EXERCISE REQUIREMENTS: Without the pictures, return all of the material exactly as written.

GIVEN INFORMATION:
------------------------------------------------------------
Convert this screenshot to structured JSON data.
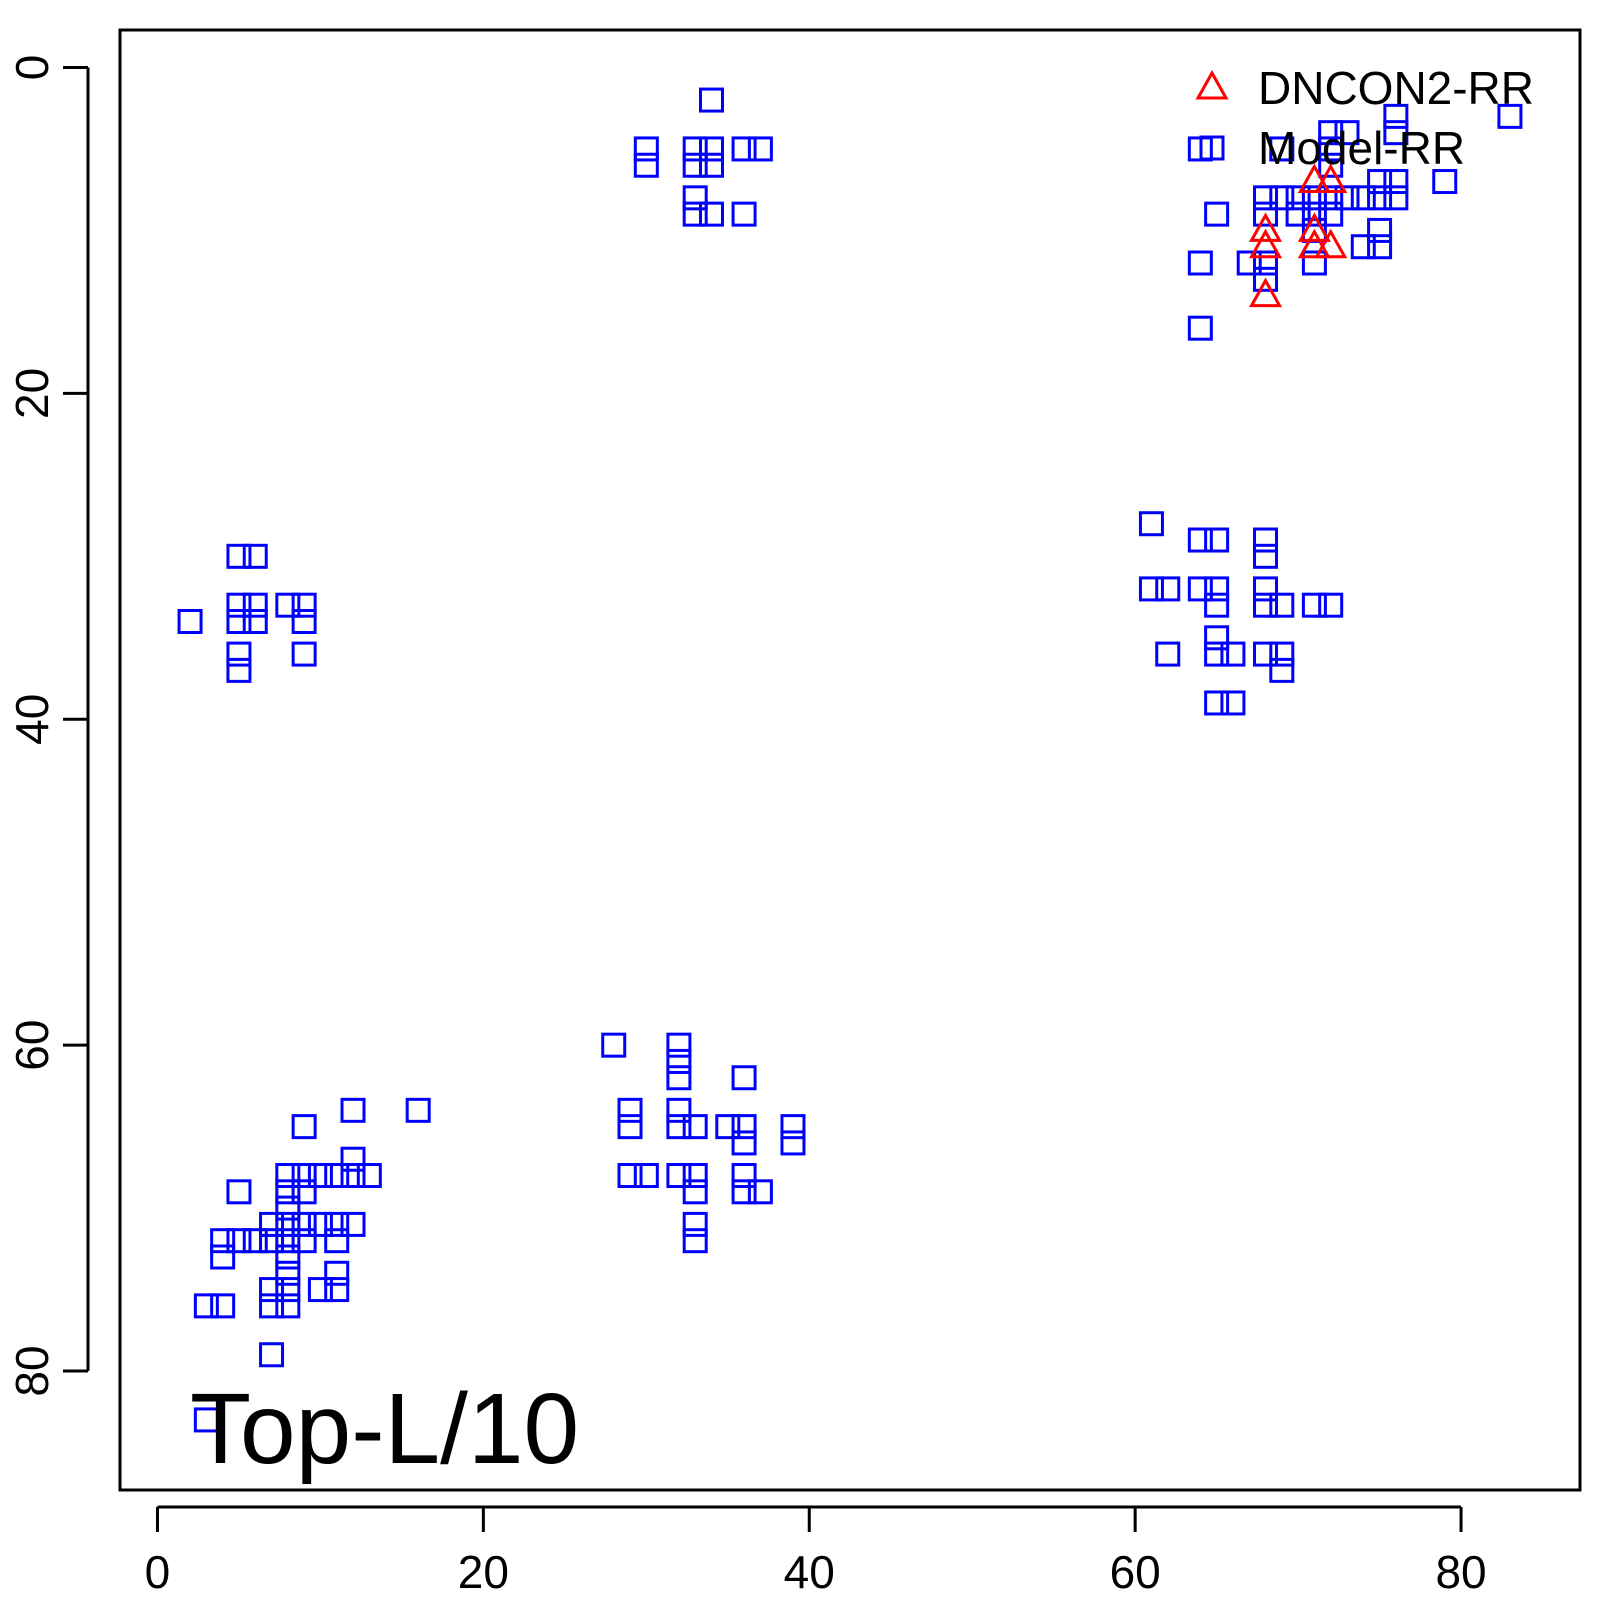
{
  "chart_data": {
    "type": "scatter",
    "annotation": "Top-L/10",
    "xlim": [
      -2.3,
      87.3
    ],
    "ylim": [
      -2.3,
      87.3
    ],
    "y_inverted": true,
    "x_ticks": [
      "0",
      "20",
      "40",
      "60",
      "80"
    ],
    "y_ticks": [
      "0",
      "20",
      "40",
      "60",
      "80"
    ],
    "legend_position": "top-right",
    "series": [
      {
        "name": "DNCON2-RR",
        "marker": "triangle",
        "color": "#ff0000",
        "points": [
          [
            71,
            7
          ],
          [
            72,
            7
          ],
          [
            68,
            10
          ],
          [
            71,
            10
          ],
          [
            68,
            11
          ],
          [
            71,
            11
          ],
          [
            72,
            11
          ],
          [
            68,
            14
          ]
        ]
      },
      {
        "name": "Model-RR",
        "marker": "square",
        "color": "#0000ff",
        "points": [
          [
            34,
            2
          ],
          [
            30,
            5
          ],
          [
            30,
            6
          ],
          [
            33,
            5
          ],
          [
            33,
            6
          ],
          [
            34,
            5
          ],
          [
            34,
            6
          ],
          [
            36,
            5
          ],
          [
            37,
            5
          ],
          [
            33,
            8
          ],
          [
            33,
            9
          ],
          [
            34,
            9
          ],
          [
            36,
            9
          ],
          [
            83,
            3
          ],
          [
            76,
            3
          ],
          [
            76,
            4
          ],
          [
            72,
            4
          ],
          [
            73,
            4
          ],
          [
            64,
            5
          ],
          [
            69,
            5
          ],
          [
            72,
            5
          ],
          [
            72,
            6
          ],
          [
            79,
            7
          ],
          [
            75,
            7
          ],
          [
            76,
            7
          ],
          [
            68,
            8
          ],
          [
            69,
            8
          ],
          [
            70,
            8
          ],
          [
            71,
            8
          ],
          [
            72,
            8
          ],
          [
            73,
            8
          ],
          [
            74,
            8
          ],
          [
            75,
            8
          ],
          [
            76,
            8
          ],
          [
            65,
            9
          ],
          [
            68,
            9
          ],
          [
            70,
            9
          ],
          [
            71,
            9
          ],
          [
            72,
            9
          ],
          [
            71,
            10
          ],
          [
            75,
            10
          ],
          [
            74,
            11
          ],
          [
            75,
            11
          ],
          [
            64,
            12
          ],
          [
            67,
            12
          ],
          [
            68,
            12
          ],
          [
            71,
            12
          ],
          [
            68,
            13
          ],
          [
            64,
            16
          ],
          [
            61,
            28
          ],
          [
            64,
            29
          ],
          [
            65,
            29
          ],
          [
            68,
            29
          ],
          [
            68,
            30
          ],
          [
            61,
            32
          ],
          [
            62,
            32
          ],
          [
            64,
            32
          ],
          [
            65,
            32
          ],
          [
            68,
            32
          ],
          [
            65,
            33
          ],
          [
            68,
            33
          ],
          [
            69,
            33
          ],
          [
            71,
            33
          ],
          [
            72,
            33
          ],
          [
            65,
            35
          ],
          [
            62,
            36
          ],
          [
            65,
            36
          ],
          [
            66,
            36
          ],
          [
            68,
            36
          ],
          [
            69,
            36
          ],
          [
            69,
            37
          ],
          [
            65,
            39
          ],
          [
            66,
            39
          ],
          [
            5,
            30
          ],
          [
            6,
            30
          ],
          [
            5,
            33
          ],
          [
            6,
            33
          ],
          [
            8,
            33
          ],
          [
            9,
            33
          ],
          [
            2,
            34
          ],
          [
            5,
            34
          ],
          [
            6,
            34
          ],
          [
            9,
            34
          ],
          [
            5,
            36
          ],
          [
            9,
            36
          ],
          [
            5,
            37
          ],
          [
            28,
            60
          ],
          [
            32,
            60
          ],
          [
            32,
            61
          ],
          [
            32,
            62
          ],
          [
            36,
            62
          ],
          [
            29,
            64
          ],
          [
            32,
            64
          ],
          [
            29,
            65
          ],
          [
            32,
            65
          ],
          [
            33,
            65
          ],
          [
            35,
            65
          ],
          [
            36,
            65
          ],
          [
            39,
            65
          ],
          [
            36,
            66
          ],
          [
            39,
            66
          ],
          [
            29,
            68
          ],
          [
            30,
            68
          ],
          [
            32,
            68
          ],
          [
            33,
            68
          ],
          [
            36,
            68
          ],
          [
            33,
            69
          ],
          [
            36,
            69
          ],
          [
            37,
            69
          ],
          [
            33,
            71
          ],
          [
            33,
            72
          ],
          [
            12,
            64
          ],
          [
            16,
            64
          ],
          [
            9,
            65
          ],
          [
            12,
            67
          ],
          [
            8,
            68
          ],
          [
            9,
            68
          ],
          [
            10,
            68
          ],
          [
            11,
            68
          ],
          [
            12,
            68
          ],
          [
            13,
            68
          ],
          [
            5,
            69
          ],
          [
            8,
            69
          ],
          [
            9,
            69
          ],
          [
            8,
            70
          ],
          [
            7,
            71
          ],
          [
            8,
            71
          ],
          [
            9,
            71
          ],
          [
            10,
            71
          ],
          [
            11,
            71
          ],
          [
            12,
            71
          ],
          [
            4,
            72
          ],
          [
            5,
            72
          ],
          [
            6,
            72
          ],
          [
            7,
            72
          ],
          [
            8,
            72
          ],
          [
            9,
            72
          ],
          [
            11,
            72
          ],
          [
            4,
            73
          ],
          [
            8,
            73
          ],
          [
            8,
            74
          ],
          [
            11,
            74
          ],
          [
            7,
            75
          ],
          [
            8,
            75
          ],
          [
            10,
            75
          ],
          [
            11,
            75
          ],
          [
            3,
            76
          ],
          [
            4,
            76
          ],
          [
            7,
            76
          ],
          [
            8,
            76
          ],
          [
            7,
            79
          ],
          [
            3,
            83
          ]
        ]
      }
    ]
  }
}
------------------------------------------------------------
SOLUTION TO THE EXERCISE:
Convert this screenshot to structured JSON data.
{
  "chart_data": {
    "type": "scatter",
    "annotation": "Top-L/10",
    "xlim": [
      -2.3,
      87.3
    ],
    "ylim": [
      -2.3,
      87.3
    ],
    "y_inverted": true,
    "x_ticks": [
      "0",
      "20",
      "40",
      "60",
      "80"
    ],
    "y_ticks": [
      "0",
      "20",
      "40",
      "60",
      "80"
    ],
    "legend_position": "top-right",
    "series": [
      {
        "name": "DNCON2-RR",
        "marker": "triangle",
        "color": "#ff0000",
        "points": [
          [
            71,
            7
          ],
          [
            72,
            7
          ],
          [
            68,
            10
          ],
          [
            71,
            10
          ],
          [
            68,
            11
          ],
          [
            71,
            11
          ],
          [
            72,
            11
          ],
          [
            68,
            14
          ]
        ]
      },
      {
        "name": "Model-RR",
        "marker": "square",
        "color": "#0000ff",
        "points": [
          [
            34,
            2
          ],
          [
            30,
            5
          ],
          [
            30,
            6
          ],
          [
            33,
            5
          ],
          [
            33,
            6
          ],
          [
            34,
            5
          ],
          [
            34,
            6
          ],
          [
            36,
            5
          ],
          [
            37,
            5
          ],
          [
            33,
            8
          ],
          [
            33,
            9
          ],
          [
            34,
            9
          ],
          [
            36,
            9
          ],
          [
            83,
            3
          ],
          [
            76,
            3
          ],
          [
            76,
            4
          ],
          [
            72,
            4
          ],
          [
            73,
            4
          ],
          [
            64,
            5
          ],
          [
            69,
            5
          ],
          [
            72,
            5
          ],
          [
            72,
            6
          ],
          [
            79,
            7
          ],
          [
            75,
            7
          ],
          [
            76,
            7
          ],
          [
            68,
            8
          ],
          [
            69,
            8
          ],
          [
            70,
            8
          ],
          [
            71,
            8
          ],
          [
            72,
            8
          ],
          [
            73,
            8
          ],
          [
            74,
            8
          ],
          [
            75,
            8
          ],
          [
            76,
            8
          ],
          [
            65,
            9
          ],
          [
            68,
            9
          ],
          [
            70,
            9
          ],
          [
            71,
            9
          ],
          [
            72,
            9
          ],
          [
            71,
            10
          ],
          [
            75,
            10
          ],
          [
            74,
            11
          ],
          [
            75,
            11
          ],
          [
            64,
            12
          ],
          [
            67,
            12
          ],
          [
            68,
            12
          ],
          [
            71,
            12
          ],
          [
            68,
            13
          ],
          [
            64,
            16
          ],
          [
            61,
            28
          ],
          [
            64,
            29
          ],
          [
            65,
            29
          ],
          [
            68,
            29
          ],
          [
            68,
            30
          ],
          [
            61,
            32
          ],
          [
            62,
            32
          ],
          [
            64,
            32
          ],
          [
            65,
            32
          ],
          [
            68,
            32
          ],
          [
            65,
            33
          ],
          [
            68,
            33
          ],
          [
            69,
            33
          ],
          [
            71,
            33
          ],
          [
            72,
            33
          ],
          [
            65,
            35
          ],
          [
            62,
            36
          ],
          [
            65,
            36
          ],
          [
            66,
            36
          ],
          [
            68,
            36
          ],
          [
            69,
            36
          ],
          [
            69,
            37
          ],
          [
            65,
            39
          ],
          [
            66,
            39
          ],
          [
            5,
            30
          ],
          [
            6,
            30
          ],
          [
            5,
            33
          ],
          [
            6,
            33
          ],
          [
            8,
            33
          ],
          [
            9,
            33
          ],
          [
            2,
            34
          ],
          [
            5,
            34
          ],
          [
            6,
            34
          ],
          [
            9,
            34
          ],
          [
            5,
            36
          ],
          [
            9,
            36
          ],
          [
            5,
            37
          ],
          [
            28,
            60
          ],
          [
            32,
            60
          ],
          [
            32,
            61
          ],
          [
            32,
            62
          ],
          [
            36,
            62
          ],
          [
            29,
            64
          ],
          [
            32,
            64
          ],
          [
            29,
            65
          ],
          [
            32,
            65
          ],
          [
            33,
            65
          ],
          [
            35,
            65
          ],
          [
            36,
            65
          ],
          [
            39,
            65
          ],
          [
            36,
            66
          ],
          [
            39,
            66
          ],
          [
            29,
            68
          ],
          [
            30,
            68
          ],
          [
            32,
            68
          ],
          [
            33,
            68
          ],
          [
            36,
            68
          ],
          [
            33,
            69
          ],
          [
            36,
            69
          ],
          [
            37,
            69
          ],
          [
            33,
            71
          ],
          [
            33,
            72
          ],
          [
            12,
            64
          ],
          [
            16,
            64
          ],
          [
            9,
            65
          ],
          [
            12,
            67
          ],
          [
            8,
            68
          ],
          [
            9,
            68
          ],
          [
            10,
            68
          ],
          [
            11,
            68
          ],
          [
            12,
            68
          ],
          [
            13,
            68
          ],
          [
            5,
            69
          ],
          [
            8,
            69
          ],
          [
            9,
            69
          ],
          [
            8,
            70
          ],
          [
            7,
            71
          ],
          [
            8,
            71
          ],
          [
            9,
            71
          ],
          [
            10,
            71
          ],
          [
            11,
            71
          ],
          [
            12,
            71
          ],
          [
            4,
            72
          ],
          [
            5,
            72
          ],
          [
            6,
            72
          ],
          [
            7,
            72
          ],
          [
            8,
            72
          ],
          [
            9,
            72
          ],
          [
            11,
            72
          ],
          [
            4,
            73
          ],
          [
            8,
            73
          ],
          [
            8,
            74
          ],
          [
            11,
            74
          ],
          [
            7,
            75
          ],
          [
            8,
            75
          ],
          [
            10,
            75
          ],
          [
            11,
            75
          ],
          [
            3,
            76
          ],
          [
            4,
            76
          ],
          [
            7,
            76
          ],
          [
            8,
            76
          ],
          [
            7,
            79
          ],
          [
            3,
            83
          ]
        ]
      }
    ]
  }
}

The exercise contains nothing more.